* START SUPPLIED RECORDS *

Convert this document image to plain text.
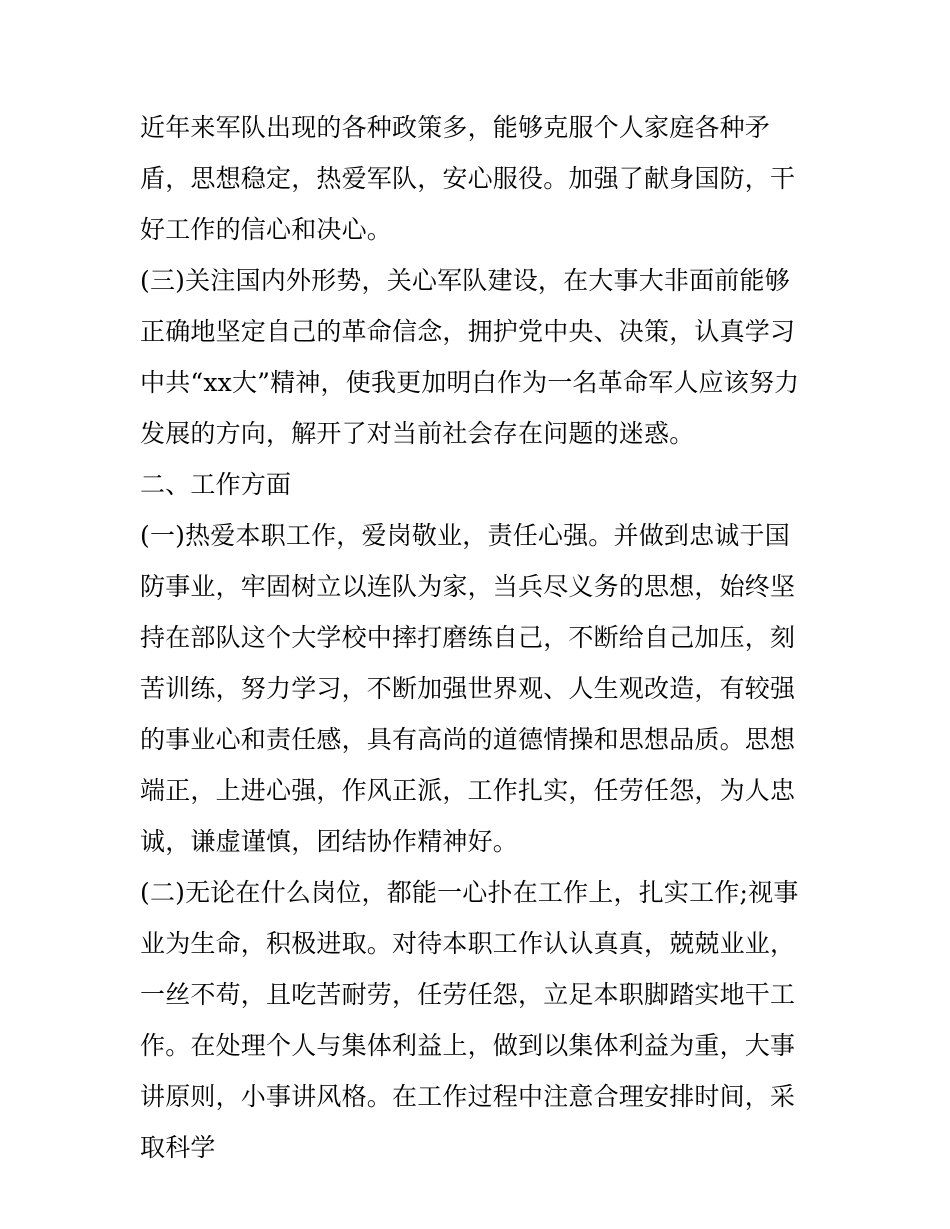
近年来军队出现的各种政策多，能够克服个人家庭各种矛盾，思想稳定，热爱军队，安心服役。加强了献身国防，干好工作的信心和决心。

(三)关注国内外形势，关心军队建设，在大事大非面前能够正确地坚定自己的革命信念，拥护党中央、决策，认真学习中共“xx大”精神，使我更加明白作为一名革命军人应该努力发展的方向，解开了对当前社会存在问题的迷惑。

二、工作方面

(一)热爱本职工作，爱岗敬业，责任心强。并做到忠诚于国防事业，牢固树立以连队为家，当兵尽义务的思想，始终坚持在部队这个大学校中摔打磨练自己，不断给自己加压，刻苦训练，努力学习，不断加强世界观、人生观改造，有较强的事业心和责任感，具有高尚的道德情操和思想品质。思想端正，上进心强，作风正派，工作扎实，任劳任怨，为人忠诚，谦虚谨慎，团结协作精神好。

(二)无论在什么岗位，都能一心扑在工作上，扎实工作;视事业为生命，积极进取。对待本职工作认认真真，兢兢业业，一丝不苟，且吃苦耐劳，任劳任怨，立足本职脚踏实地干工作。在处理个人与集体利益上，做到以集体利益为重，大事讲原则，小事讲风格。在工作过程中注意合理安排时间，采取科学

* END SUPPLIED RECORDS *

TO DO -> Pictures are to be left out; the records above must be repeated word for word.

RESPONSE TO THE TASK ->
Convert this document image to plain text.
近年来军队出现的各种政策多，能够克服个人家庭各种矛盾，思想稳定，热爱军队，安心服役。加强了献身国防，干好工作的信心和决心。

(三)关注国内外形势，关心军队建设，在大事大非面前能够正确地坚定自己的革命信念，拥护党中央、决策，认真学习中共“xx大”精神，使我更加明白作为一名革命军人应该努力发展的方向，解开了对当前社会存在问题的迷惑。

二、工作方面

(一)热爱本职工作，爱岗敬业，责任心强。并做到忠诚于国防事业，牢固树立以连队为家，当兵尽义务的思想，始终坚持在部队这个大学校中摔打磨练自己，不断给自己加压，刻苦训练，努力学习，不断加强世界观、人生观改造，有较强的事业心和责任感，具有高尚的道德情操和思想品质。思想端正，上进心强，作风正派，工作扎实，任劳任怨，为人忠诚，谦虚谨慎，团结协作精神好。

(二)无论在什么岗位，都能一心扑在工作上，扎实工作;视事业为生命，积极进取。对待本职工作认认真真，兢兢业业，一丝不苟，且吃苦耐劳，任劳任怨，立足本职脚踏实地干工作。在处理个人与集体利益上，做到以集体利益为重，大事讲原则，小事讲风格。在工作过程中注意合理安排时间，采取科学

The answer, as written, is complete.